* _Given request_
Please report every line from the material that contains the word "color".

* _Figure content listings_
begin
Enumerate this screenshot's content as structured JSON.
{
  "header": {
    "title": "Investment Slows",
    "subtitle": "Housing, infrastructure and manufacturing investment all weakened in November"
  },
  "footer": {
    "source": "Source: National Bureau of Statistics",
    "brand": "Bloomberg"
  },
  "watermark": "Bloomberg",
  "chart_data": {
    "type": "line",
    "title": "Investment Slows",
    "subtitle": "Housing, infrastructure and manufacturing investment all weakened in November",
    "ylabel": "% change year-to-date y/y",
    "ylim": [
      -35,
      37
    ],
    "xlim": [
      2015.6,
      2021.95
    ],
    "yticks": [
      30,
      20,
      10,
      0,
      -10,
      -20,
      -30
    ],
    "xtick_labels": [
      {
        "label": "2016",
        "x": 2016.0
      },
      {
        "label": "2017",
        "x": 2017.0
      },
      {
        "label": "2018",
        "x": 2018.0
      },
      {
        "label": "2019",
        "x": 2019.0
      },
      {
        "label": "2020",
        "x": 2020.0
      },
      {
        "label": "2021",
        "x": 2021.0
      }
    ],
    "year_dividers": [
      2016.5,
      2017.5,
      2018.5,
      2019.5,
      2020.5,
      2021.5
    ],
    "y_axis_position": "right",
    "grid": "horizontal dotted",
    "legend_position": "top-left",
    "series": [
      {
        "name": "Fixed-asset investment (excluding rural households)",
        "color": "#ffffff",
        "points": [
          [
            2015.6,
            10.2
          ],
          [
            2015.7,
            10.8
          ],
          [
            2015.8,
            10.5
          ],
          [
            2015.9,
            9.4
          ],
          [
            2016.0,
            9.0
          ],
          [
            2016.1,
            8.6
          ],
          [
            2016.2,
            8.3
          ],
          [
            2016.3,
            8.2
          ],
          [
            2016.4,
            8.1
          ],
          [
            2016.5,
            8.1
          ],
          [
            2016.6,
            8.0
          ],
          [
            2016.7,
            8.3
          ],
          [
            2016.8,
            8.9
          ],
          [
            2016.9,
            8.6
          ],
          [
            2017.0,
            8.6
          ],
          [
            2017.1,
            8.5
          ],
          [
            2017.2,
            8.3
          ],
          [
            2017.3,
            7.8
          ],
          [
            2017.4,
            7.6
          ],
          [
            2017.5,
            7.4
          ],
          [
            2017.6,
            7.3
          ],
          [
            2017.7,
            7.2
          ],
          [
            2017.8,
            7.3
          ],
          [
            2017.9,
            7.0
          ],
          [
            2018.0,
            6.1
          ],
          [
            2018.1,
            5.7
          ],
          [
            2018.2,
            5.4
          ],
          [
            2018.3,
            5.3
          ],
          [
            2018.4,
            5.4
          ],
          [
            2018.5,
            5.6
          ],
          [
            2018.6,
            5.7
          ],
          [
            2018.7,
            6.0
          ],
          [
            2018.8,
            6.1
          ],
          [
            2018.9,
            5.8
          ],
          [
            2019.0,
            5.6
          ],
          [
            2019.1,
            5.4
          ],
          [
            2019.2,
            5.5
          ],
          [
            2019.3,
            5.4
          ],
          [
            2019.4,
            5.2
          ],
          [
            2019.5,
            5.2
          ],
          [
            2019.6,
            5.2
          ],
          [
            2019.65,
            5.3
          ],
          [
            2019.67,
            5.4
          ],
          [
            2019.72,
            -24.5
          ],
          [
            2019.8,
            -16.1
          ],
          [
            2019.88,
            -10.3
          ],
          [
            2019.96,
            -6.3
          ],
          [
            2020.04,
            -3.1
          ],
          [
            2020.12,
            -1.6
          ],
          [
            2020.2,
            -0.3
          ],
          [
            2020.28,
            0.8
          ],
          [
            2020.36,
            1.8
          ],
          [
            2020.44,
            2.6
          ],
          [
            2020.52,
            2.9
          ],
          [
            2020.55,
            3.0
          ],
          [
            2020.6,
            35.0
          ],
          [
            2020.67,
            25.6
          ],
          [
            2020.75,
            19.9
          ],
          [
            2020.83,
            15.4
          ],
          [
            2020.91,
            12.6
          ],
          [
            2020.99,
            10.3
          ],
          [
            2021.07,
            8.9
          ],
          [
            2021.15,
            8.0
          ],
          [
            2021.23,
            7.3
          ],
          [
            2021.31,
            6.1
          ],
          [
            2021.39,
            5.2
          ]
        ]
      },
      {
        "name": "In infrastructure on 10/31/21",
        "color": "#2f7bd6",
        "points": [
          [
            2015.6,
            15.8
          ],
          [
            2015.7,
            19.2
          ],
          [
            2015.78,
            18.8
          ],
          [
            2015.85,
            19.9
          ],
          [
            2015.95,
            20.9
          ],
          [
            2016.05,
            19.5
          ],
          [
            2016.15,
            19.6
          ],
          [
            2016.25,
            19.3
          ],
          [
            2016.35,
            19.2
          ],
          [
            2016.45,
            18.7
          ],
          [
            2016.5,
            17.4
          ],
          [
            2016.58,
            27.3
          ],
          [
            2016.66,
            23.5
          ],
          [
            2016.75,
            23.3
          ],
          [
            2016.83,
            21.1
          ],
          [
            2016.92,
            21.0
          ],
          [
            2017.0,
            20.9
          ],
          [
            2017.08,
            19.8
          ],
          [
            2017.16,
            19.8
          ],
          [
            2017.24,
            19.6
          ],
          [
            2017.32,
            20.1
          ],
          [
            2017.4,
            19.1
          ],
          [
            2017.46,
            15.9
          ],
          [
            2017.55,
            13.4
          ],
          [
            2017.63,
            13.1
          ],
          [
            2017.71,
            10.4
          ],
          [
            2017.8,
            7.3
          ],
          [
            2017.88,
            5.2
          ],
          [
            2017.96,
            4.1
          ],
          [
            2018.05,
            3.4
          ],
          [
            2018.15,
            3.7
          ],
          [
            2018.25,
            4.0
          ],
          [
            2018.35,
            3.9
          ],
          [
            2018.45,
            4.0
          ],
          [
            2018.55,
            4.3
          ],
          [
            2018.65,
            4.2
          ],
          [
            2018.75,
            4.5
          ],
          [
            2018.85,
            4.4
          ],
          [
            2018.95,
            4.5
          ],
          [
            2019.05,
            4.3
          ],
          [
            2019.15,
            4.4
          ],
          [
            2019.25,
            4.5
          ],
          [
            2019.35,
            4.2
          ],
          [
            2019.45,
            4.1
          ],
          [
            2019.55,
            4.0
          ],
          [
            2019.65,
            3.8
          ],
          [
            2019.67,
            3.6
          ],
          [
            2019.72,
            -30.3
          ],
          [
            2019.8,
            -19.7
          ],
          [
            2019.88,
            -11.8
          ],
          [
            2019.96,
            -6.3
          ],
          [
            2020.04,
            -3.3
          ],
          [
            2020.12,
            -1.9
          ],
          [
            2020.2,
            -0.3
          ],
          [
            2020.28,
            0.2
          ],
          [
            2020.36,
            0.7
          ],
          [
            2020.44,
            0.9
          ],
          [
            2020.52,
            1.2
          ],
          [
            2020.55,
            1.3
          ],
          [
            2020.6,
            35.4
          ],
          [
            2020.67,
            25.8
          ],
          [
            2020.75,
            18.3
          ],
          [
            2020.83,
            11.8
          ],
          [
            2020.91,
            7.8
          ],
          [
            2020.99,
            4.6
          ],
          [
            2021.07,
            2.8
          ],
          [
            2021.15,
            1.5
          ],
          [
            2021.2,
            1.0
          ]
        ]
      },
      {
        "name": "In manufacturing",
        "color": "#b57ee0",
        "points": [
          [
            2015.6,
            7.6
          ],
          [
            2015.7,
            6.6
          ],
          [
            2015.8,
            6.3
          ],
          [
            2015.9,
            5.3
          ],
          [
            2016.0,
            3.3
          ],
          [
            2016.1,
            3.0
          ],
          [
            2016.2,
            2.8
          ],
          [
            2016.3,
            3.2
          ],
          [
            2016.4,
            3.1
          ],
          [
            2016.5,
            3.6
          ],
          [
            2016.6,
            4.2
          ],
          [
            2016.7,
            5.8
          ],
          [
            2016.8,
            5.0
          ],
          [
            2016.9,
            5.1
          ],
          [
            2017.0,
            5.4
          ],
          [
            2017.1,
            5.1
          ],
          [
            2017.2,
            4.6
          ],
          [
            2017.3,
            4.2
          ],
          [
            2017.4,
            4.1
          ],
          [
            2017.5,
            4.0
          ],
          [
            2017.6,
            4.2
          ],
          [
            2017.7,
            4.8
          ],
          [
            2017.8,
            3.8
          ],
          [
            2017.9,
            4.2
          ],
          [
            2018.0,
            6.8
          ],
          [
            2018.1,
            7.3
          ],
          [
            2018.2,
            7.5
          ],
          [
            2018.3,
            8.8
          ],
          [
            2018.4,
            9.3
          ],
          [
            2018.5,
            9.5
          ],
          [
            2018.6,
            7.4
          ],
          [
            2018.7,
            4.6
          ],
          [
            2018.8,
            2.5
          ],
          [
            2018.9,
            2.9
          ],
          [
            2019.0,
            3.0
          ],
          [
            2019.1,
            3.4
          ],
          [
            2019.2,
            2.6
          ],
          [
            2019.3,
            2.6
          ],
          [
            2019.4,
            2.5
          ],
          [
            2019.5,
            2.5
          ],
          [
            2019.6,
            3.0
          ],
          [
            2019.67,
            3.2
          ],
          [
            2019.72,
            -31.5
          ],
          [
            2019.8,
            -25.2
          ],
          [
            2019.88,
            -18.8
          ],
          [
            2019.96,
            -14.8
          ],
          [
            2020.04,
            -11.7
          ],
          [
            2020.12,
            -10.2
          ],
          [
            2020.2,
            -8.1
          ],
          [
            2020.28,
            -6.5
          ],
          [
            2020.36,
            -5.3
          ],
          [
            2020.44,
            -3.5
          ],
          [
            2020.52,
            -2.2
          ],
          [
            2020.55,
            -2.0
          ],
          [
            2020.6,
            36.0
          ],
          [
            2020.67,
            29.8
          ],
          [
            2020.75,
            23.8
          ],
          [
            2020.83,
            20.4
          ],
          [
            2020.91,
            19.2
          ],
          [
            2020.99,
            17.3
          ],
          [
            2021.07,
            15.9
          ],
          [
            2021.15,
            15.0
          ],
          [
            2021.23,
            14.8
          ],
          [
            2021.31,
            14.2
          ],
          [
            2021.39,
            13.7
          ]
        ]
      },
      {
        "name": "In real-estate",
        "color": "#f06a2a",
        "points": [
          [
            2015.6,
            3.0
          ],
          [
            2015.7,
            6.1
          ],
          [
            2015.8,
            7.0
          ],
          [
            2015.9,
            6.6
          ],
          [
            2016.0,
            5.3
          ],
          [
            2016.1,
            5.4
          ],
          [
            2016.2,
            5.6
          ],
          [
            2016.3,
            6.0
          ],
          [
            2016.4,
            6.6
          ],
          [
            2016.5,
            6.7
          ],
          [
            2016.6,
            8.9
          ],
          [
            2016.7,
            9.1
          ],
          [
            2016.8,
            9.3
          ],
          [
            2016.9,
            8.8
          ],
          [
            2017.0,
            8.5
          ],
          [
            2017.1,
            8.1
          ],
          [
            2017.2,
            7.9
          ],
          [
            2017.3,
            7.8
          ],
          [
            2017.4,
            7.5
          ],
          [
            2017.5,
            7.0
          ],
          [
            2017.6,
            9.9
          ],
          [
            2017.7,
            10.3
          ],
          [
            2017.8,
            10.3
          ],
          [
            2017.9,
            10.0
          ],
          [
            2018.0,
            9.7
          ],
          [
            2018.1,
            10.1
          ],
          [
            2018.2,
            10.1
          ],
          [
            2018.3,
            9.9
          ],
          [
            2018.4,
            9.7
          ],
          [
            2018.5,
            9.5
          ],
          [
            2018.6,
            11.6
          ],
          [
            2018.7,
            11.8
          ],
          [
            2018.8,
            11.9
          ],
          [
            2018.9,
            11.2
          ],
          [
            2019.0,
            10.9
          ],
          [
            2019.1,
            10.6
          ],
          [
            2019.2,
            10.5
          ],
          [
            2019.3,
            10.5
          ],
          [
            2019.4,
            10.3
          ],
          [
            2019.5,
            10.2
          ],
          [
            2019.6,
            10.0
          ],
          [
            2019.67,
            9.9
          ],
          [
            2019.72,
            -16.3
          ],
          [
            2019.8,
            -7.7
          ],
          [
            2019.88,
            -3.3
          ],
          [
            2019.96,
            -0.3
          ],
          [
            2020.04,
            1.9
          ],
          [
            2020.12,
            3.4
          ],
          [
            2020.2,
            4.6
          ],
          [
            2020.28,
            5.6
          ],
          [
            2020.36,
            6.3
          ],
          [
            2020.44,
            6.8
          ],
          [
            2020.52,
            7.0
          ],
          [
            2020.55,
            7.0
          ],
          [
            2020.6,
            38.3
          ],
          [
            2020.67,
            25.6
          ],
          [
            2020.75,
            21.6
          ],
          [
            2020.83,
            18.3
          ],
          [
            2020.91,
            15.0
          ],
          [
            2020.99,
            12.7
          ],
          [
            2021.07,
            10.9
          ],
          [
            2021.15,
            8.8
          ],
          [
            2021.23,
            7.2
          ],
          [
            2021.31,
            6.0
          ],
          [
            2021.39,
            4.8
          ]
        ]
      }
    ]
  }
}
end
* _Solution for this task_
        "color": "#ffffff",
        "color": "#2f7bd6",
        "color": "#b57ee0",
        "color": "#f06a2a",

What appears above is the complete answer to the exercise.